Only the number is wanted: how many lines hold the word "CCWebView"?

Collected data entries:
((

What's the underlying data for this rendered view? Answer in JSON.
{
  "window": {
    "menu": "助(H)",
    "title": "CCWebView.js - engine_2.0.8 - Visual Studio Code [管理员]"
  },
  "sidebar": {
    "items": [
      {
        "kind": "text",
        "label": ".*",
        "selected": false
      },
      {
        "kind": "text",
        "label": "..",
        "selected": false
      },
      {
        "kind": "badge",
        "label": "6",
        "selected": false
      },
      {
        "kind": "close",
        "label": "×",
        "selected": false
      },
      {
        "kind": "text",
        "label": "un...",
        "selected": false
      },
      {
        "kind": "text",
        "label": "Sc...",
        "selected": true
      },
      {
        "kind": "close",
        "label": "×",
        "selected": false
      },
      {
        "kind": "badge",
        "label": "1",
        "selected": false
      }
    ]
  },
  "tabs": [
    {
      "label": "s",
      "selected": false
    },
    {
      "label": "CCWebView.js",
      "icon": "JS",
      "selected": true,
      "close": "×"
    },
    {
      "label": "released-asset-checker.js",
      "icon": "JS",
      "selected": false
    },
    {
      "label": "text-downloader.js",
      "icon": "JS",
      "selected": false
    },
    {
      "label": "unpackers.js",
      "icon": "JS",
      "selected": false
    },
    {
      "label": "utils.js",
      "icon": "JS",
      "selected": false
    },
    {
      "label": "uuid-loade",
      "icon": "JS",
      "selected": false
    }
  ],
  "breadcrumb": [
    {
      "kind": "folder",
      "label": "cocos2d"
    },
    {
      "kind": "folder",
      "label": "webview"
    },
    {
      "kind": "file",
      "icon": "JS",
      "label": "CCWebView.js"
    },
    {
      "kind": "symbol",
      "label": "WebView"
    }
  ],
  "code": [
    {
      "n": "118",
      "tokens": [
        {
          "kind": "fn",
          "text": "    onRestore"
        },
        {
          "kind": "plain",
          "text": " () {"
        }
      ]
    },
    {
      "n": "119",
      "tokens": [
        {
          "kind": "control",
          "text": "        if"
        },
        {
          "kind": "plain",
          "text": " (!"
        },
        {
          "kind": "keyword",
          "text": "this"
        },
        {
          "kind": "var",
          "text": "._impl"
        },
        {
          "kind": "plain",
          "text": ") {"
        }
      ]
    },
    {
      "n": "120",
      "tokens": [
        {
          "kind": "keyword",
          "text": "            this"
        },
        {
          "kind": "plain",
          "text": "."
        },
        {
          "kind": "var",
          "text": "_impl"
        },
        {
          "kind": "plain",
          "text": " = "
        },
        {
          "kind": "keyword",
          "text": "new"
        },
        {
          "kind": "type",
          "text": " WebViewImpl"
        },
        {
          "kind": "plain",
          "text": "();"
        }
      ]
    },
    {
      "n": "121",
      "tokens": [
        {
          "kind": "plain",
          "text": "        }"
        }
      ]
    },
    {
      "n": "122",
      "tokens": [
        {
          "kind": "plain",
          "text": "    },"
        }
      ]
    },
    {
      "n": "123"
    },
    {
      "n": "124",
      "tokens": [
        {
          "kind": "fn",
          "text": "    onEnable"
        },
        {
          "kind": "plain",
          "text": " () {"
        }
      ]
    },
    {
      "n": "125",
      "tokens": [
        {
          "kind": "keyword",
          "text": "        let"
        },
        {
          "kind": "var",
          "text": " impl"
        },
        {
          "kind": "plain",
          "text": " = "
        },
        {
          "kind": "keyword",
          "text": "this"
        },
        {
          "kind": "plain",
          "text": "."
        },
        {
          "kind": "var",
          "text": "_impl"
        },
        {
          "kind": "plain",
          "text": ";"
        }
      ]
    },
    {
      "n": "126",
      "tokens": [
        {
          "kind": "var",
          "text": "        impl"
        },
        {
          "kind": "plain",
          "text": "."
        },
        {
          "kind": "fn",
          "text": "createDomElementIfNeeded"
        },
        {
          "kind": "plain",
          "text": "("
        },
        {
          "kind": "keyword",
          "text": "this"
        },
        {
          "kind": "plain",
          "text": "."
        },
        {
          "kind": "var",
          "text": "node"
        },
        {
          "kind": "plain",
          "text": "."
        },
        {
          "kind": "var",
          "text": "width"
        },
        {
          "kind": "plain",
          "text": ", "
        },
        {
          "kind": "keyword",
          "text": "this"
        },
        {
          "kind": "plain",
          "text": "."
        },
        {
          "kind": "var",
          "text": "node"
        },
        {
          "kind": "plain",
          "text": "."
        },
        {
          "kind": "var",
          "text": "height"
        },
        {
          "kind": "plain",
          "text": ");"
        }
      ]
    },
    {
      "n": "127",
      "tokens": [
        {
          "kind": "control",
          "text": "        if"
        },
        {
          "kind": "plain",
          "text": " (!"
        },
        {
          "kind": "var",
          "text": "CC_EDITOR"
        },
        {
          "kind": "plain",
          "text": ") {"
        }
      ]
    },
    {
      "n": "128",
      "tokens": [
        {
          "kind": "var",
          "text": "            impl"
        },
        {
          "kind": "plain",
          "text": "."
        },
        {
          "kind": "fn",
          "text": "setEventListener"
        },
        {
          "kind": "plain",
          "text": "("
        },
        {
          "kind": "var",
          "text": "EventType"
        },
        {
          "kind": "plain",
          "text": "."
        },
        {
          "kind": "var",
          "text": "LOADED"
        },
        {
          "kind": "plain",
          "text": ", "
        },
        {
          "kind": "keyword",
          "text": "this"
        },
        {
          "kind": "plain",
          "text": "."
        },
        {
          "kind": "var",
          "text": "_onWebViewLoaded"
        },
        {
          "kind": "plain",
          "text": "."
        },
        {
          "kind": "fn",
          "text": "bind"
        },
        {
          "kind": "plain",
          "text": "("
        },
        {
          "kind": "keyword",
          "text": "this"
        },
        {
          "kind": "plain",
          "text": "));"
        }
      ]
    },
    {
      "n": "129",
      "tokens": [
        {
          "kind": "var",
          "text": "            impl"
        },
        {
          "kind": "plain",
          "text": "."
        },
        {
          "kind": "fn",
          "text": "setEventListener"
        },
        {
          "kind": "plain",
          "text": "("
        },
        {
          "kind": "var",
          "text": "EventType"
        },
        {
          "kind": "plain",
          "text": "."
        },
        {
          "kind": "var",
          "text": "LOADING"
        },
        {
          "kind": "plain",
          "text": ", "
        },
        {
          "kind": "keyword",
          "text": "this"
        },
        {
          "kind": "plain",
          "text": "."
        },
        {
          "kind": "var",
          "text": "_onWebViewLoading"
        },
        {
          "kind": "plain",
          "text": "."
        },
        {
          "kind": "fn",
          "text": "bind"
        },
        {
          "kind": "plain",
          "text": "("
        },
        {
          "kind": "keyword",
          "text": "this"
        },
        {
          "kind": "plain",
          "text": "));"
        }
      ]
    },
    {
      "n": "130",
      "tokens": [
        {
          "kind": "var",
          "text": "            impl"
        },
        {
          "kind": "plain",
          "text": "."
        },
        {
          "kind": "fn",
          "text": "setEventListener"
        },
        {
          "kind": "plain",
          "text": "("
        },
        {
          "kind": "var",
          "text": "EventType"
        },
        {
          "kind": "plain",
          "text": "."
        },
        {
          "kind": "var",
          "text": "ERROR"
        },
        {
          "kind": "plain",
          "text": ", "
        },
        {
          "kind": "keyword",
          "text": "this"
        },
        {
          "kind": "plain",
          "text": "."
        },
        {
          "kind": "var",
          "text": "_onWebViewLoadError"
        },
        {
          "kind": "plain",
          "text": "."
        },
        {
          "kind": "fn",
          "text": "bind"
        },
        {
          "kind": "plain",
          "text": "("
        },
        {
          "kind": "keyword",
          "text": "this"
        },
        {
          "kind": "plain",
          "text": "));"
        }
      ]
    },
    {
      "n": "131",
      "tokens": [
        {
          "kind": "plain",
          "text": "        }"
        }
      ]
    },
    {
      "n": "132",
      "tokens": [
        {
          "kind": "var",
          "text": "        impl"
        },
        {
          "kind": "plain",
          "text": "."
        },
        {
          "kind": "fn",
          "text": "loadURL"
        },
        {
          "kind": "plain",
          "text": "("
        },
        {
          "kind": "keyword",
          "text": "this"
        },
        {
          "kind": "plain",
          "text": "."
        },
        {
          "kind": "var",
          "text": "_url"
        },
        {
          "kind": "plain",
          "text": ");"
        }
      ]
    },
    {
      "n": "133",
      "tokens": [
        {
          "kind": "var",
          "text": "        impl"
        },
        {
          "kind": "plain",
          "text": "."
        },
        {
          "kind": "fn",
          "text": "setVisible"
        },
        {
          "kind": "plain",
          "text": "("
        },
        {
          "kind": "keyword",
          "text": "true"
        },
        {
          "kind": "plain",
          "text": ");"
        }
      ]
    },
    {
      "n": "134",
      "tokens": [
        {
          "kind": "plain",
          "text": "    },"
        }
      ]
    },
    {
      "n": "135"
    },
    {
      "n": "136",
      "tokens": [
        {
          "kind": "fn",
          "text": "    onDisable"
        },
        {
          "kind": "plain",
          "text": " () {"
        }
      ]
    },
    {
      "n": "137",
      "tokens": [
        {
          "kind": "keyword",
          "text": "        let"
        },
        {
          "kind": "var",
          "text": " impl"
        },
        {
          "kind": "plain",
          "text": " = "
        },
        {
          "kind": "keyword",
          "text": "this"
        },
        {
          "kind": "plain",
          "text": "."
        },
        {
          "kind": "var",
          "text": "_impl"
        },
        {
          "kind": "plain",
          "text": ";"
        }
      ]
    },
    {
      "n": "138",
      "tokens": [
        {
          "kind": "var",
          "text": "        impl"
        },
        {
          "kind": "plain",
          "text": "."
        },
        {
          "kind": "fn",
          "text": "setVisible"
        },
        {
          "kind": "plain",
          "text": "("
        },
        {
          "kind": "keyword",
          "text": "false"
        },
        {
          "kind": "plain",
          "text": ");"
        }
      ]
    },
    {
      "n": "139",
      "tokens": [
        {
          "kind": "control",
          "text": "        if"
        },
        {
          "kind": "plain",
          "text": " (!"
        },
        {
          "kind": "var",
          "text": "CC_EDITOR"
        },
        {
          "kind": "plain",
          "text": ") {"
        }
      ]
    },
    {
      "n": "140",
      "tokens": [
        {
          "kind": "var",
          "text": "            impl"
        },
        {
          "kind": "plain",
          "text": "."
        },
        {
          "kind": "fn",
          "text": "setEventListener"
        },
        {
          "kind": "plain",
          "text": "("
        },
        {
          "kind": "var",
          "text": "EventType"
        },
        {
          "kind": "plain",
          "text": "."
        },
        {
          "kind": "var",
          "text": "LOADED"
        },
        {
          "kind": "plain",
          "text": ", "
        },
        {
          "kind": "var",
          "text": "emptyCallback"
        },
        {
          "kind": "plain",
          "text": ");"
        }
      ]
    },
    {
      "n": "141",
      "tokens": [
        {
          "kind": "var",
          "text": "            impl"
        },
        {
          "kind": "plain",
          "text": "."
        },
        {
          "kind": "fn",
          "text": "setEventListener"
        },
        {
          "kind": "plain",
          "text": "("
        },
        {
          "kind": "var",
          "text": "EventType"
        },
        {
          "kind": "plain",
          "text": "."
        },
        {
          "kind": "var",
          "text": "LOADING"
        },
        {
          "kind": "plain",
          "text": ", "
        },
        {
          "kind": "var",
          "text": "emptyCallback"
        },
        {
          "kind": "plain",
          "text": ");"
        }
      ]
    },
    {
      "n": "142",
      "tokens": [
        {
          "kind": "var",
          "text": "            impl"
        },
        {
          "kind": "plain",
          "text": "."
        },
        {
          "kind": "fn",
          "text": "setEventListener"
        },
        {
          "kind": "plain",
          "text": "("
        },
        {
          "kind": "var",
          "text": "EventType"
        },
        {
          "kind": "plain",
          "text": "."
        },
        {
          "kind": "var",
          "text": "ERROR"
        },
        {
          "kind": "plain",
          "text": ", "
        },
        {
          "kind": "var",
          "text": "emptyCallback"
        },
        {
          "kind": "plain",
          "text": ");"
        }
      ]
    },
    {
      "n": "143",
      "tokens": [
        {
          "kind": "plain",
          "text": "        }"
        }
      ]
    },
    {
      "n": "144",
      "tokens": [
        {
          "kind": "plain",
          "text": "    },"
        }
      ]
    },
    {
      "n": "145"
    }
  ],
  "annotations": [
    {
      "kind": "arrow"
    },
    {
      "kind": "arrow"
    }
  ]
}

))

In response
3